Selected extract:
————

0

https://stacks.math.columbia.edu/tag/00KW proves that if $R$ is a regular local ring and $x\in\mathfrak{m}$ is not a zero divisor, then $\dim(R) = \dim (R/(x)) + 1.$

I have a question about one part of their proof. They write that if $x$ is not a zero divisor, then $x$ is not contained in any minimal prime (this is fine to me), and therefore any chain of primes in $R/(x)$ can be extended by one prime in $R.$

They don't elaborate on the last part. I tried to fill it in as follows. Let $0 < \mathfrak{p}_1/(x) < \cdots < \mathfrak{p}_n/(x) < R/(x)$ be a chain of primes in $R/(x).$ Then we claim we can find some prime $\mathfrak{q}$ of $R$ so that $0 < \mathfrak{q} < \mathfrak{p}_1,$ thus extending the chain by at least 1 and proving $\dim(R/(x)) \leq \dim(R) - 1$ (which is what this part of the argument is showing).

But how do we find $\mathfrak{q}$? It seems that to use $x$ is not contained in any minimal prime, I'd say "okay, take $\mathfrak{q}$ a minimal prime containing $\mathfrak{p}_1$, then it doesn't contain $x$ but $\mathfrak{p}_1$ does so the inclusion is proper, boom!"

Except we don't know that $0 < \mathfrak{q}$ is proper (and in fact, this lemma is used to prove that a regular local ring is a domain, so the minimal prime in question must be 0!).

Does anyone see a way to fill in the Stacks' project proof?

————

Given information:
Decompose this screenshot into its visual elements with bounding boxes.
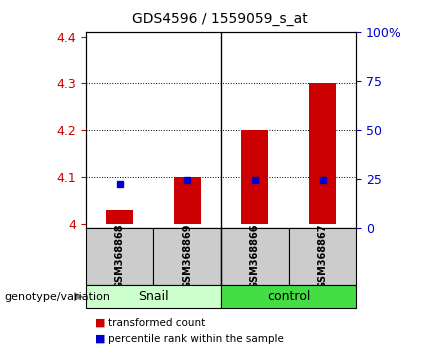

————

Directions:
• A. Answer these questions about the forum post on the Stacks Project proof, one per line:
(i) What does the linked Stacks Project page prove?
(ii) What inequality is this part of the argument meant to establish?
(iii) According to the post, what is the lemma used to prove?
• B. Pick up the forum post on the Stacks Project proof and continue writing it from its final sentence.

The results:
• A.
(i) It proves that if $R$ is a regular local ring and $x\in\mathfrak{m}$ is not a zero divisor, then $\dim(R) = \dim(R/(x)) + 1$.
(ii) $\dim(R/(x)) \leq \dim(R) - 1$.
(iii) It is used to prove that a regular local ring is a domain.

• B.
  • 1
    The computation of $\dim R$ does not require primes to be nonzero. E.g., the Krull dimension of $k[![x]!]$ is $1$ and a maximal chain of primes exhibiting this is $0 \subseteq (x)$, and these are the only primes, in fact. – metalspringpro Mar 06 '22 at 01:11

1 Answers1

0

First, recall that a chain of primes in $R$ might not include $0$, as it might not be a domain! (At least, not yet.) Thus, when you take a chain of prime ideals of length $n$ in $R/(x)$, we have to consider $$ \mathfrak{p}_0/(x) \subsetneq \mathfrak{p}_1/(x) \subsetneq \dots \subsetneq \mathfrak{p}_n/(x), $$ where each $\mathfrak{p}_i/(x)$ is a prime ideal in $R/(x)$ (note that there are not assumptions about $\mathfrak{p}_i/(x)$ being zero or nonzero).

Now, we lift this chain to $R$, getting $\mathfrak{p}_0 \subsetneq \mathfrak{p}_1 \subsetneq \dots \subsetneq \mathfrak{p}_n$ in $R$. Note also that $(x) \subseteq \mathfrak{p}_0$ (and that we might have equality!) But $x$ was not contained in any minimal prime, hence $\mathfrak{p}_0$ is not minimal. Therefore, there is some prime ideal $\mathfrak{q} \subsetneq \mathfrak{p}_0$. This gives us the chain $$ \mathfrak{q} \subsetneq \mathfrak{p}_0 \subsetneq \mathfrak{p}_1 \subsetneq \dots \subsetneq \mathfrak{p}_n $$ of length $n+1$ in $R$. Then $n+1 \leq \dim R$, proving the claim.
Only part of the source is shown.